◆ **DATA RECORDS**
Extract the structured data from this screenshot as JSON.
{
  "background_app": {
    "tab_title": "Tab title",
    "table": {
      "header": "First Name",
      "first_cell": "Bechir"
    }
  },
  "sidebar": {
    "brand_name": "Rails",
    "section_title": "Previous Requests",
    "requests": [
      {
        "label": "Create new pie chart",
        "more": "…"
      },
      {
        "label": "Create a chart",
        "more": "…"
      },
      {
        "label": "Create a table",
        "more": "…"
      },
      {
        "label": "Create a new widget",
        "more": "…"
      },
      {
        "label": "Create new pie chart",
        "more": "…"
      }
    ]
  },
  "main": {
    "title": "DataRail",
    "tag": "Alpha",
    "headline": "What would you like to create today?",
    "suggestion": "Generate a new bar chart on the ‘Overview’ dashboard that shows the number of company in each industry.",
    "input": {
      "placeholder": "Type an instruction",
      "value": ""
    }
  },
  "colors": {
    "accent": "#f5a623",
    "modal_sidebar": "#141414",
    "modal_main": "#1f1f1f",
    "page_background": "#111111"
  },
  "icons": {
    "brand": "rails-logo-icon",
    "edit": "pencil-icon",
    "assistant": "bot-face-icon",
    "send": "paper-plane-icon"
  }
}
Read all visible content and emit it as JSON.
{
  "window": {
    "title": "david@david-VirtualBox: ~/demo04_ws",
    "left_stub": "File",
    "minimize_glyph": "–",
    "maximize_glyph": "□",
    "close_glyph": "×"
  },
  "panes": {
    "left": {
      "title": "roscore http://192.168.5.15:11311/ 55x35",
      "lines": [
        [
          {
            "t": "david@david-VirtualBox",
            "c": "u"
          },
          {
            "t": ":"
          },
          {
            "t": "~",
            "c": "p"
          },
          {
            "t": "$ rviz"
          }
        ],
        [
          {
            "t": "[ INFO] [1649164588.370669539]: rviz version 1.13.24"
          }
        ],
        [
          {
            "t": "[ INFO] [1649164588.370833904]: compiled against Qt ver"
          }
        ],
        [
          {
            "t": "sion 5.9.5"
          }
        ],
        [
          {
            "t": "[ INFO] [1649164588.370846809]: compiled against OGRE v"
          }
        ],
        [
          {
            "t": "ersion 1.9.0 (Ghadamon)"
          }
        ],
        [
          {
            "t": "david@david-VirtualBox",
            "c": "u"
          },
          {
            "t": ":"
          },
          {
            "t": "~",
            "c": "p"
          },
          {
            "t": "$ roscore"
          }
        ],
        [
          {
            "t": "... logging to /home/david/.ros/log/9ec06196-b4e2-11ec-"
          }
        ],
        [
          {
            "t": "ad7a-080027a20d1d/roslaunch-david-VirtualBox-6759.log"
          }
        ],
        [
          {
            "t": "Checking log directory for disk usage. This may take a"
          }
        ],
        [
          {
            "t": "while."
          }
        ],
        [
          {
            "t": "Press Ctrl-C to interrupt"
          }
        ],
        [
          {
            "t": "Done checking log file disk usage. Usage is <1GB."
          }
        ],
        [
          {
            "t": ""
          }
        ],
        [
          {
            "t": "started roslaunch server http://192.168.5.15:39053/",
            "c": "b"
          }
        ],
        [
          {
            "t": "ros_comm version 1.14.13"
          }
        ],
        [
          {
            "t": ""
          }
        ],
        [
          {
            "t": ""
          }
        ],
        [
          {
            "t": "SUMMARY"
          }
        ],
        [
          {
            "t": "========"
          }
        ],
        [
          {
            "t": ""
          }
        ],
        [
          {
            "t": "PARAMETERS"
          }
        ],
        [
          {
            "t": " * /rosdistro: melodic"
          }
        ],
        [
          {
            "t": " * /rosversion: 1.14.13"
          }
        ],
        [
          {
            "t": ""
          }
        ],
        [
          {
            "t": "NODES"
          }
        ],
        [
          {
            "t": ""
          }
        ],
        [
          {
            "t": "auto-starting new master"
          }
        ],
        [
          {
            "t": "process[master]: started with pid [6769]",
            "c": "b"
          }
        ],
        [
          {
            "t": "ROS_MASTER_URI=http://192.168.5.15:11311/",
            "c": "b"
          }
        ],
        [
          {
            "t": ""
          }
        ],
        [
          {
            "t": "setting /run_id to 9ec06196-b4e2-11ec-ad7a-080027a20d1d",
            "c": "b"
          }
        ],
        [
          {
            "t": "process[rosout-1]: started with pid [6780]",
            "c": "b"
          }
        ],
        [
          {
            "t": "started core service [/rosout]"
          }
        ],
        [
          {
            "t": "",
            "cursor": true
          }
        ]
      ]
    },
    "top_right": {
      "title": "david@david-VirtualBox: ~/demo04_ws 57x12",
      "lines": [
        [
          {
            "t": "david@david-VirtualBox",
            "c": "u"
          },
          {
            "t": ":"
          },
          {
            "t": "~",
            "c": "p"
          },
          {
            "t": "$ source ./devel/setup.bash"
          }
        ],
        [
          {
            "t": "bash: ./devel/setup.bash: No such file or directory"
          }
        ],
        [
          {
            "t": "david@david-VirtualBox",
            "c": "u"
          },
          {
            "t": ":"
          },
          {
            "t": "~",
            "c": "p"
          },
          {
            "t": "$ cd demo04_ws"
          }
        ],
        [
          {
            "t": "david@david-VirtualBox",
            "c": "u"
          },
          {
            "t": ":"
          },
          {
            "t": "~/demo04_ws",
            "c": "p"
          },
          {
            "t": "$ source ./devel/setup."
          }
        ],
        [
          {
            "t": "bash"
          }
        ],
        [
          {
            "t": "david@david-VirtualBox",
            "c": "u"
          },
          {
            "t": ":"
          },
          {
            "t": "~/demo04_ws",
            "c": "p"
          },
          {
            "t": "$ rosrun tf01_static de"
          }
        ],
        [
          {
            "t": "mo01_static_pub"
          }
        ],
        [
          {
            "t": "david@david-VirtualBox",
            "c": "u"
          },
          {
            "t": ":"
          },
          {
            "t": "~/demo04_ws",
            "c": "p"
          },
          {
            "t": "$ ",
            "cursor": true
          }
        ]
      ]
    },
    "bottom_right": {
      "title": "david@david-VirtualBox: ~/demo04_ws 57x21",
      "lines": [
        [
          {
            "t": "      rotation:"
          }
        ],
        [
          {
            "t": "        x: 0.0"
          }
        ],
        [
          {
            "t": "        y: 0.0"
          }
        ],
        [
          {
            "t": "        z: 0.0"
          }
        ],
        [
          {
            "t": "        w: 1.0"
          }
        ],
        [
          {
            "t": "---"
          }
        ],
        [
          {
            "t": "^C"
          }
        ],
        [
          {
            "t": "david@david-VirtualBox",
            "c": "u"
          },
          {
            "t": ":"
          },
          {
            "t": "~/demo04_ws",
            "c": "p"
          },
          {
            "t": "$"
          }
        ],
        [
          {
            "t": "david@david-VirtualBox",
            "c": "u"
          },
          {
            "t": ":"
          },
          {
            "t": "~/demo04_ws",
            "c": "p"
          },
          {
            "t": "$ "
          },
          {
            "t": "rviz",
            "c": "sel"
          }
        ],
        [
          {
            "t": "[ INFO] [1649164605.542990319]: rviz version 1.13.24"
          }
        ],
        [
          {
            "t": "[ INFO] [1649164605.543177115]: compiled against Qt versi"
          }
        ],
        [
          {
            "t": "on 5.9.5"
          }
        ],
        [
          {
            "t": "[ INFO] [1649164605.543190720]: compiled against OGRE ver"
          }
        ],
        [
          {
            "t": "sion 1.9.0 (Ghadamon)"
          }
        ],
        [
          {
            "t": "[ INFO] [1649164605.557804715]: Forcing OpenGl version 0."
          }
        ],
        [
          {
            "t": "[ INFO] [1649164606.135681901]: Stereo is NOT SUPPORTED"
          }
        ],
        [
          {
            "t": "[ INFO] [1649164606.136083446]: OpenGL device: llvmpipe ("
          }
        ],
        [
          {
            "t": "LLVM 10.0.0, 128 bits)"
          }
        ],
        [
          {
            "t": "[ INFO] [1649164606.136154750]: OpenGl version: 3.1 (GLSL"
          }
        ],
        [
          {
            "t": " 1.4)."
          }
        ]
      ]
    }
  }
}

◆ **PROBLEM STATEMENT**
Of all the lines in the entries, how many contain the word "chart"? Give only the number.

◆ **EXERCISE OUTPUT**
4